Stated goal: Take the entries below and print all of them exactly, please.
## Start Data listing
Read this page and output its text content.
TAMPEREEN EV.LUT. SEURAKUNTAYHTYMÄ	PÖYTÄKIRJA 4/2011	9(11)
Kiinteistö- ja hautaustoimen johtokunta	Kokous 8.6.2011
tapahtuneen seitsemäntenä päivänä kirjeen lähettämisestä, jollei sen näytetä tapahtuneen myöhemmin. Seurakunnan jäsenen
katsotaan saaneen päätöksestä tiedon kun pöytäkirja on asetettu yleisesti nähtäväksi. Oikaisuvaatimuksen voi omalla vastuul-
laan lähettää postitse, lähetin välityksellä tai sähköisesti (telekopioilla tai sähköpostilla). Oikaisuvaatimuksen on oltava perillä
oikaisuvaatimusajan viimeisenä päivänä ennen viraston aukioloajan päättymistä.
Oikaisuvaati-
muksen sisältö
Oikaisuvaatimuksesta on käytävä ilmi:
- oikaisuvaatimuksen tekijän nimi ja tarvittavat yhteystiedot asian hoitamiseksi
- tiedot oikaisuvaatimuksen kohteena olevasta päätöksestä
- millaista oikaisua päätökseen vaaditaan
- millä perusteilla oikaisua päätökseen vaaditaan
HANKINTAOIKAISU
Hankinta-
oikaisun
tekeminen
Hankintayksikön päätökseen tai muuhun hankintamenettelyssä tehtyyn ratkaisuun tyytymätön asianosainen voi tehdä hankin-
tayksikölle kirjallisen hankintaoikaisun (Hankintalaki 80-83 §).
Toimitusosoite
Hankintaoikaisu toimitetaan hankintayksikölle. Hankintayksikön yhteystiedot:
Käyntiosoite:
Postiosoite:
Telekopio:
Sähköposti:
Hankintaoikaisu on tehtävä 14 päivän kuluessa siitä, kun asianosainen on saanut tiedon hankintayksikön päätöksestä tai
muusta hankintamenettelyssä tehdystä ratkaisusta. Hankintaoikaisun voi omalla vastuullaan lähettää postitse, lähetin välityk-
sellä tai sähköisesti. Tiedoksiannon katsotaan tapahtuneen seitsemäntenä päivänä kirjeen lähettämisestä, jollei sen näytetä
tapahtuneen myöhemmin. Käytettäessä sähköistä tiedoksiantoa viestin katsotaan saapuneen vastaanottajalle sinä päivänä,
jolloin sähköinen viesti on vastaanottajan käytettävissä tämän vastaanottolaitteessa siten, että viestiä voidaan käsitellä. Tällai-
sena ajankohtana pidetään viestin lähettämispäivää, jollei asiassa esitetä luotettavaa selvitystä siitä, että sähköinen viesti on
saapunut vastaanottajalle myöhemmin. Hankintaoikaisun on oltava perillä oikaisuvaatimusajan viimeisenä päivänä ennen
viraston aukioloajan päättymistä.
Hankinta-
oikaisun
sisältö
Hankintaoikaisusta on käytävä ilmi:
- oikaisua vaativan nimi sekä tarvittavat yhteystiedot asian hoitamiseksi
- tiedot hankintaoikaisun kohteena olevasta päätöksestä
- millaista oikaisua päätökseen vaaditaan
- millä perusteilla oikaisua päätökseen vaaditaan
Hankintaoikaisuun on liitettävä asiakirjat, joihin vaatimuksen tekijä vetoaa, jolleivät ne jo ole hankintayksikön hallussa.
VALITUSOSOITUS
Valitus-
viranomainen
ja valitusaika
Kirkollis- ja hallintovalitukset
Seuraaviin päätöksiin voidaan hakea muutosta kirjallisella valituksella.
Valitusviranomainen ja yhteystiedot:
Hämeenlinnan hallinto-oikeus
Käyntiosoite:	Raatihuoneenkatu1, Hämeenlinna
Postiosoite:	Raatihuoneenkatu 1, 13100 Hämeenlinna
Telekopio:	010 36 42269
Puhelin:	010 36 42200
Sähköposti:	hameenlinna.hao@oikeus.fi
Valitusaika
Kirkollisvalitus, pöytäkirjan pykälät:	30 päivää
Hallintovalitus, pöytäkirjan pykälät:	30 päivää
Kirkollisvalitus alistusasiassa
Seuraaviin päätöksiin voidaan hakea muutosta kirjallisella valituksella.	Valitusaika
## End Data listing
Exercise solution:
Read this page and output its text content.
TAMPEREEN EV.LUT. SEURAKUNTAYHTYMÄ	PÖYTÄKIRJA 4/2011	9(11)
Kiinteistö- ja hautaustoimen johtokunta	Kokous 8.6.2011
tapahtuneen seitsemäntenä päivänä kirjeen lähettämisestä, jollei sen näytetä tapahtuneen myöhemmin. Seurakunnan jäsenen
katsotaan saaneen päätöksestä tiedon kun pöytäkirja on asetettu yleisesti nähtäväksi. Oikaisuvaatimuksen voi omalla vastuul-
laan lähettää postitse, lähetin välityksellä tai sähköisesti (telekopioilla tai sähköpostilla). Oikaisuvaatimuksen on oltava perillä
oikaisuvaatimusajan viimeisenä päivänä ennen viraston aukioloajan päättymistä.
Oikaisuvaati-
muksen sisältö
Oikaisuvaatimuksesta on käytävä ilmi:
- oikaisuvaatimuksen tekijän nimi ja tarvittavat yhteystiedot asian hoitamiseksi
- tiedot oikaisuvaatimuksen kohteena olevasta päätöksestä
- millaista oikaisua päätökseen vaaditaan
- millä perusteilla oikaisua päätökseen vaaditaan
HANKINTAOIKAISU
Hankinta-
oikaisun
tekeminen
Hankintayksikön päätökseen tai muuhun hankintamenettelyssä tehtyyn ratkaisuun tyytymätön asianosainen voi tehdä hankin-
tayksikölle kirjallisen hankintaoikaisun (Hankintalaki 80-83 §).
Toimitusosoite
Hankintaoikaisu toimitetaan hankintayksikölle. Hankintayksikön yhteystiedot:
Käyntiosoite:
Postiosoite:
Telekopio:
Sähköposti:
Hankintaoikaisu on tehtävä 14 päivän kuluessa siitä, kun asianosainen on saanut tiedon hankintayksikön päätöksestä tai
muusta hankintamenettelyssä tehdystä ratkaisusta. Hankintaoikaisun voi omalla vastuullaan lähettää postitse, lähetin välityk-
sellä tai sähköisesti. Tiedoksiannon katsotaan tapahtuneen seitsemäntenä päivänä kirjeen lähettämisestä, jollei sen näytetä
tapahtuneen myöhemmin. Käytettäessä sähköistä tiedoksiantoa viestin katsotaan saapuneen vastaanottajalle sinä päivänä,
jolloin sähköinen viesti on vastaanottajan käytettävissä tämän vastaanottolaitteessa siten, että viestiä voidaan käsitellä. Tällai-
sena ajankohtana pidetään viestin lähettämispäivää, jollei asiassa esitetä luotettavaa selvitystä siitä, että sähköinen viesti on
saapunut vastaanottajalle myöhemmin. Hankintaoikaisun on oltava perillä oikaisuvaatimusajan viimeisenä päivänä ennen
viraston aukioloajan päättymistä.
Hankinta-
oikaisun
sisältö
Hankintaoikaisusta on käytävä ilmi:
- oikaisua vaativan nimi sekä tarvittavat yhteystiedot asian hoitamiseksi
- tiedot hankintaoikaisun kohteena olevasta päätöksestä
- millaista oikaisua päätökseen vaaditaan
- millä perusteilla oikaisua päätökseen vaaditaan
Hankintaoikaisuun on liitettävä asiakirjat, joihin vaatimuksen tekijä vetoaa, jolleivät ne jo ole hankintayksikön hallussa.
VALITUSOSOITUS
Valitus-
viranomainen
ja valitusaika
Kirkollis- ja hallintovalitukset
Seuraaviin päätöksiin voidaan hakea muutosta kirjallisella valituksella.
Valitusviranomainen ja yhteystiedot:
Hämeenlinnan hallinto-oikeus
Käyntiosoite:	Raatihuoneenkatu1, Hämeenlinna
Postiosoite:	Raatihuoneenkatu 1, 13100 Hämeenlinna
Telekopio:	010 36 42269
Puhelin:	010 36 42200
Sähköposti:	hameenlinna.hao@oikeus.fi
Valitusaika
Kirkollisvalitus, pöytäkirjan pykälät:	30 päivää
Hallintovalitus, pöytäkirjan pykälät:	30 päivää
Kirkollisvalitus alistusasiassa
Seuraaviin päätöksiin voidaan hakea muutosta kirjallisella valituksella.	Valitusaika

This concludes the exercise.